## Written problem
Your task is to reproduce the entries below word for word.

## Provided data

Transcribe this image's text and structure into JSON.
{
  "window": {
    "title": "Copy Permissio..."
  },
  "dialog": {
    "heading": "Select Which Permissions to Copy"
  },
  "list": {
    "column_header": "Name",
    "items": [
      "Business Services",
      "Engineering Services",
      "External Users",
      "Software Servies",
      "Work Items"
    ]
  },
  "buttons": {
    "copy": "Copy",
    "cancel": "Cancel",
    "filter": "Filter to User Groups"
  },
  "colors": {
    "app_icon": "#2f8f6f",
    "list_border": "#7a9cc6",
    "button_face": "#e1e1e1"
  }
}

## Task response
Transcribe this image's text and structure into JSON.
{
  "window": {
    "title": "Copy Permissio..."
  },
  "dialog": {
    "heading": "Select Which Permissions to Copy"
  },
  "list": {
    "column_header": "Name",
    "items": [
      "Business Services",
      "Engineering Services",
      "External Users",
      "Software Servies",
      "Work Items"
    ]
  },
  "buttons": {
    "copy": "Copy",
    "cancel": "Cancel",
    "filter": "Filter to User Groups"
  },
  "colors": {
    "app_icon": "#2f8f6f",
    "list_border": "#7a9cc6",
    "button_face": "#e1e1e1"
  }
}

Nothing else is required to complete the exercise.